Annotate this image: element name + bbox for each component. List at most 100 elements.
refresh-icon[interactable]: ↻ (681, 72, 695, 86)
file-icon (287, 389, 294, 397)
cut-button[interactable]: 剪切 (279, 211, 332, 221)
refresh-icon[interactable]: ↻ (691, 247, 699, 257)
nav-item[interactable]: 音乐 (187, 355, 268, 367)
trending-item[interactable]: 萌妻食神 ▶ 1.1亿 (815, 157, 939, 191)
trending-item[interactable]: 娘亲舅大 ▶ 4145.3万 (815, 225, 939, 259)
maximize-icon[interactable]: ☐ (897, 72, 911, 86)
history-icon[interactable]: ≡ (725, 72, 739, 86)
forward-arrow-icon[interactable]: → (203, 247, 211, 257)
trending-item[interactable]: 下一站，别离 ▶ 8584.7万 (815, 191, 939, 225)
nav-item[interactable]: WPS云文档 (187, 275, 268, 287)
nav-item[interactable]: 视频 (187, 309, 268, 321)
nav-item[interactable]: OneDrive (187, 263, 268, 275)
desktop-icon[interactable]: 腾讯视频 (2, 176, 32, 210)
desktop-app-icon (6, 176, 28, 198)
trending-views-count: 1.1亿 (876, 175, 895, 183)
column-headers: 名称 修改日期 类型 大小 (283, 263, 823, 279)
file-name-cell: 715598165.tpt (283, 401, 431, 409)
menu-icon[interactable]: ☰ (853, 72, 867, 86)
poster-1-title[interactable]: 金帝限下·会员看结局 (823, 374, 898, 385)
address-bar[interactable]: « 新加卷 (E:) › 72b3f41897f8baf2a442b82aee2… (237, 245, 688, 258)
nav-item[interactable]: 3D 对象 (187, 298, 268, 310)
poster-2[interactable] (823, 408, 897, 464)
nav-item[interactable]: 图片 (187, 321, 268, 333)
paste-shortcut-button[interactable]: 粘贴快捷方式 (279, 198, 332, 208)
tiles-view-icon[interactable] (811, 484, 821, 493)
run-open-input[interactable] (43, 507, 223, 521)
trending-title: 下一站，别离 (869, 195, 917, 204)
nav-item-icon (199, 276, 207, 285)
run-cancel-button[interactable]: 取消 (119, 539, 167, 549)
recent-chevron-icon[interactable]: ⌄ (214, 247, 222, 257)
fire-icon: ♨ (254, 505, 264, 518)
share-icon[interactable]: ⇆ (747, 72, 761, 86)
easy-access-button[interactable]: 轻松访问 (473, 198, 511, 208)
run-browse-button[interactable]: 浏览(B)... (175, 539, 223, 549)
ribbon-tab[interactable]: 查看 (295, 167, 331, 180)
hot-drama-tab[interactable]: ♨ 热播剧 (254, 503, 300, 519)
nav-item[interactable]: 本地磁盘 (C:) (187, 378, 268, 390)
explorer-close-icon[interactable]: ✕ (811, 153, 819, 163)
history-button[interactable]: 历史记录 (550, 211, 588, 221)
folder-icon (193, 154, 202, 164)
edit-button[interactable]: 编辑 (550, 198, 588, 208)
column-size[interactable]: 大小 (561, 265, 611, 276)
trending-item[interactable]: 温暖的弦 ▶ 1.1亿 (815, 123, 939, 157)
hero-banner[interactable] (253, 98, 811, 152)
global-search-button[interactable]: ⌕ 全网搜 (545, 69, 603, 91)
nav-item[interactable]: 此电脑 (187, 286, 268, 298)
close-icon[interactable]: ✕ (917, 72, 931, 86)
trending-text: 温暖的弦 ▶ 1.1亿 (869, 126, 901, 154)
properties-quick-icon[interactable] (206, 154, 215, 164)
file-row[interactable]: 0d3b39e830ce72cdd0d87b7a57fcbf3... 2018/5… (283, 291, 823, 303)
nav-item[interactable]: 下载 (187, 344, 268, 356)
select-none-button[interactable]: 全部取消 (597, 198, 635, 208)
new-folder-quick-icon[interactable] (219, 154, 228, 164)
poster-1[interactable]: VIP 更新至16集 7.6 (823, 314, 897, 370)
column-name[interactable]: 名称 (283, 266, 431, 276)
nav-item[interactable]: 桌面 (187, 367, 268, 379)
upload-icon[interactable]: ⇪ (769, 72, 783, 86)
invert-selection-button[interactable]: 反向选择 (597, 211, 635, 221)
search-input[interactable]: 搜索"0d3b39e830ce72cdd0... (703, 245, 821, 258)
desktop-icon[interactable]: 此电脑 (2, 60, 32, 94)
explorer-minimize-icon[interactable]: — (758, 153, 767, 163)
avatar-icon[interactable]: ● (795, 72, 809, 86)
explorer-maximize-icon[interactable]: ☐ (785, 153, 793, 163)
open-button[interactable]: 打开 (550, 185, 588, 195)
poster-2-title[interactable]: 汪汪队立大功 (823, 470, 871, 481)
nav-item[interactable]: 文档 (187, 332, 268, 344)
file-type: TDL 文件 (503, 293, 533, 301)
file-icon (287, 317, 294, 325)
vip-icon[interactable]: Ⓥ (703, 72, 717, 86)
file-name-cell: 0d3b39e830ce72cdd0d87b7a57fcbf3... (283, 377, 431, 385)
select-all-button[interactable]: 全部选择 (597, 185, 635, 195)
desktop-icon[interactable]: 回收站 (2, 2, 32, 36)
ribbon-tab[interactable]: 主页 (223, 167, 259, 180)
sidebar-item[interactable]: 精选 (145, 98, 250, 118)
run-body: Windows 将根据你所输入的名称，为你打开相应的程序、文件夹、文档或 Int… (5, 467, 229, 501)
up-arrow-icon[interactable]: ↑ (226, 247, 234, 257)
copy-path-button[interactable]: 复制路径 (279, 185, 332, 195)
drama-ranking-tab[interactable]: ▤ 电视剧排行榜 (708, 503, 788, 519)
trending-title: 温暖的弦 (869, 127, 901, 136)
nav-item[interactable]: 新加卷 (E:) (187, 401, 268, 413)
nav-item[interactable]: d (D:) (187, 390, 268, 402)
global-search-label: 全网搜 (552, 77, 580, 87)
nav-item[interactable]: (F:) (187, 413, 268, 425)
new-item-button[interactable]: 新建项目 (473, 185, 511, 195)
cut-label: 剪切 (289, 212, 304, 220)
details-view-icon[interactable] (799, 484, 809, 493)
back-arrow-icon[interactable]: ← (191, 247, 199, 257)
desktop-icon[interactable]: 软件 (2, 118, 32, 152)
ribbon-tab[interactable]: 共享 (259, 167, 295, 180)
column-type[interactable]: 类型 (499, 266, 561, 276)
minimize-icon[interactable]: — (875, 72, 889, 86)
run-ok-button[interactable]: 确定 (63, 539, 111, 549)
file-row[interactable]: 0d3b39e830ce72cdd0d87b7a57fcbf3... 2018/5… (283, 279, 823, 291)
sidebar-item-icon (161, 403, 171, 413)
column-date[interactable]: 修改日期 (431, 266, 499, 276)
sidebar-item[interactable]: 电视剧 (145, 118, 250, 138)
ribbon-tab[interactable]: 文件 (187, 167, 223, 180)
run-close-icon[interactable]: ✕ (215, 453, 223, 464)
━━━━━━
• Prompt: Convert the rows above into a Markdown table with two columns, "Line No." and "Content". Number each line and leave out any blank lines.

• Solution to this task:
| Line No. | Content |
|---|---|
| 1 | Annotate this image: element name + bbox for each component. List at most 100 elements. |
| 2 | refresh-icon[interactable]: ↻ (681, 72, 695, 86) |
| 3 | file-icon (287, 389, 294, 397) |
| 4 | cut-button[interactable]: 剪切 (279, 211, 332, 221) |
| 5 | refresh-icon[interactable]: ↻ (691, 247, 699, 257) |
| 6 | nav-item[interactable]: 音乐 (187, 355, 268, 367) |
| 7 | trending-item[interactable]: 萌妻食神 ▶ 1.1亿 (815, 157, 939, 191) |
| 8 | trending-item[interactable]: 娘亲舅大 ▶ 4145.3万 (815, 225, 939, 259) |
| 9 | maximize-icon[interactable]: ☐ (897, 72, 911, 86) |
| 10 | history-icon[interactable]: ≡ (725, 72, 739, 86) |
| 11 | forward-arrow-icon[interactable]: → (203, 247, 211, 257) |
| 12 | trending-item[interactable]: 下一站，别离 ▶ 8584.7万 (815, 191, 939, 225) |
| 13 | nav-item[interactable]: WPS云文档 (187, 275, 268, 287) |
| 14 | nav-item[interactable]: 视频 (187, 309, 268, 321) |
| 15 | nav-item[interactable]: OneDrive (187, 263, 268, 275) |
| 16 | desktop-icon[interactable]: 腾讯视频 (2, 176, 32, 210) |
| 17 | desktop-app-icon (6, 176, 28, 198) |
| 18 | trending-views-count: 1.1亿 (876, 175, 895, 183) |
| 19 | column-headers: 名称 修改日期 类型 大小 (283, 263, 823, 279) |
| 20 | file-name-cell: 715598165.tpt (283, 401, 431, 409) |
| 21 | menu-icon[interactable]: ☰ (853, 72, 867, 86) |
| 22 | poster-1-title[interactable]: 金帝限下·会员看结局 (823, 374, 898, 385) |
| 23 | address-bar[interactable]: « 新加卷 (E:) › 72b3f41897f8baf2a442b82aee2… (237, 245, 688, 258) |
| 24 | nav-item[interactable]: 3D 对象 (187, 298, 268, 310) |
| 25 | poster-2[interactable] (823, 408, 897, 464) |
| 26 | nav-item[interactable]: 图片 (187, 321, 268, 333) |
| 27 | paste-shortcut-button[interactable]: 粘贴快捷方式 (279, 198, 332, 208) |
| 28 | tiles-view-icon[interactable] (811, 484, 821, 493) |
| 29 | run-open-input[interactable] (43, 507, 223, 521) |
| 30 | trending-title: 下一站，别离 (869, 195, 917, 204) |
| 31 | nav-item-icon (199, 276, 207, 285) |
| 32 | run-cancel-button[interactable]: 取消 (119, 539, 167, 549) |
| 33 | recent-chevron-icon[interactable]: ⌄ (214, 247, 222, 257) |
| 34 | fire-icon: ♨ (254, 505, 264, 518) |
| 35 | share-icon[interactable]: ⇆ (747, 72, 761, 86) |
| 36 | easy-access-button[interactable]: 轻松访问 (473, 198, 511, 208) |
| 37 | run-browse-button[interactable]: 浏览(B)... (175, 539, 223, 549) |
| 38 | ribbon-tab[interactable]: 查看 (295, 167, 331, 180) |
| 39 | hot-drama-tab[interactable]: ♨ 热播剧 (254, 503, 300, 519) |
| 40 | nav-item[interactable]: 本地磁盘 (C:) (187, 378, 268, 390) |
| 41 | explorer-close-icon[interactable]: ✕ (811, 153, 819, 163) |
| 42 | history-button[interactable]: 历史记录 (550, 211, 588, 221) |
| 43 | folder-icon (193, 154, 202, 164) |
| 44 | edit-button[interactable]: 编辑 (550, 198, 588, 208) |
| 45 | column-size[interactable]: 大小 (561, 265, 611, 276) |
| 46 | trending-item[interactable]: 温暖的弦 ▶ 1.1亿 (815, 123, 939, 157) |
| 47 | hero-banner[interactable] (253, 98, 811, 152) |
| 48 | global-search-button[interactable]: ⌕ 全网搜 (545, 69, 603, 91) |
| 49 | nav-item[interactable]: 此电脑 (187, 286, 268, 298) |
| 50 | close-icon[interactable]: ✕ (917, 72, 931, 86) |
| 51 | trending-text: 温暖的弦 ▶ 1.1亿 (869, 126, 901, 154) |
| 52 | properties-quick-icon[interactable] (206, 154, 215, 164) |
| 53 | file-row[interactable]: 0d3b39e830ce72cdd0d87b7a57fcbf3... 2018/5… (283, 291, 823, 303) |
| 54 | nav-item[interactable]: 下载 (187, 344, 268, 356) |
| 55 | select-none-button[interactable]: 全部取消 (597, 198, 635, 208) |
| 56 | new-folder-quick-icon[interactable] (219, 154, 228, 164) |
| 57 | poster-1[interactable]: VIP 更新至16集 7.6 (823, 314, 897, 370) |
| 58 | column-name[interactable]: 名称 (283, 266, 431, 276) |
| 59 | nav-item[interactable]: 桌面 (187, 367, 268, 379) |
| 60 | upload-icon[interactable]: ⇪ (769, 72, 783, 86) |
| 61 | invert-selection-button[interactable]: 反向选择 (597, 211, 635, 221) |
| 62 | search-input[interactable]: 搜索"0d3b39e830ce72cdd0... (703, 245, 821, 258) |
| 63 | desktop-icon[interactable]: 此电脑 (2, 60, 32, 94) |
| 64 | explorer-minimize-icon[interactable]: — (758, 153, 767, 163) |
| 65 | avatar-icon[interactable]: ● (795, 72, 809, 86) |
| 66 | explorer-maximize-icon[interactable]: ☐ (785, 153, 793, 163) |
| 67 | open-button[interactable]: 打开 (550, 185, 588, 195) |
| 68 | poster-2-title[interactable]: 汪汪队立大功 (823, 470, 871, 481) |
| 69 | nav-item[interactable]: 文档 (187, 332, 268, 344) |
| 70 | file-type: TDL 文件 (503, 293, 533, 301) |
| 71 | file-icon (287, 317, 294, 325) |
| 72 | vip-icon[interactable]: Ⓥ (703, 72, 717, 86) |
| 73 | file-name-cell: 0d3b39e830ce72cdd0d87b7a57fcbf3... (283, 377, 431, 385) |
| 74 | select-all-button[interactable]: 全部选择 (597, 185, 635, 195) |
| 75 | desktop-icon[interactable]: 回收站 (2, 2, 32, 36) |
| 76 | ribbon-tab[interactable]: 主页 (223, 167, 259, 180) |
| 77 | sidebar-item[interactable]: 精选 (145, 98, 250, 118) |
| 78 | run-body: Windows 将根据你所输入的名称，为你打开相应的程序、文件夹、文档或 Int… (5, 467, 229, 501) |
| 79 | up-arrow-icon[interactable]: ↑ (226, 247, 234, 257) |
| 80 | copy-path-button[interactable]: 复制路径 (279, 185, 332, 195) |
| 81 | drama-ranking-tab[interactable]: ▤ 电视剧排行榜 (708, 503, 788, 519) |
| 82 | trending-title: 温暖的弦 (869, 127, 901, 136) |
| 83 | nav-item[interactable]: 新加卷 (E:) (187, 401, 268, 413) |
| 84 | nav-item[interactable]: d (D:) (187, 390, 268, 402) |
| 85 | global-search-label: 全网搜 (552, 77, 580, 87) |
| 86 | nav-item[interactable]: (F:) (187, 413, 268, 425) |
| 87 | new-item-button[interactable]: 新建项目 (473, 185, 511, 195) |
| 88 | cut-label: 剪切 (289, 212, 304, 220) |
| 89 | details-view-icon[interactable] (799, 484, 809, 493) |
| 90 | back-arrow-icon[interactable]: ← (191, 247, 199, 257) |
| 91 | desktop-icon[interactable]: 软件 (2, 118, 32, 152) |
| 92 | ribbon-tab[interactable]: 共享 (259, 167, 295, 180) |
| 93 | column-type[interactable]: 类型 (499, 266, 561, 276) |
| 94 | minimize-icon[interactable]: — (875, 72, 889, 86) |
| 95 | run-ok-button[interactable]: 确定 (63, 539, 111, 549) |
| 96 | file-row[interactable]: 0d3b39e830ce72cdd0d87b7a57fcbf3... 2018/5… (283, 279, 823, 291) |
| 97 | sidebar-item-icon (161, 403, 171, 413) |
| 98 | column-date[interactable]: 修改日期 (431, 266, 499, 276) |
| 99 | sidebar-item[interactable]: 电视剧 (145, 118, 250, 138) |
| 100 | ribbon-tab[interactable]: 文件 (187, 167, 223, 180) |
| 101 | run-close-icon[interactable]: ✕ (215, 453, 223, 464) |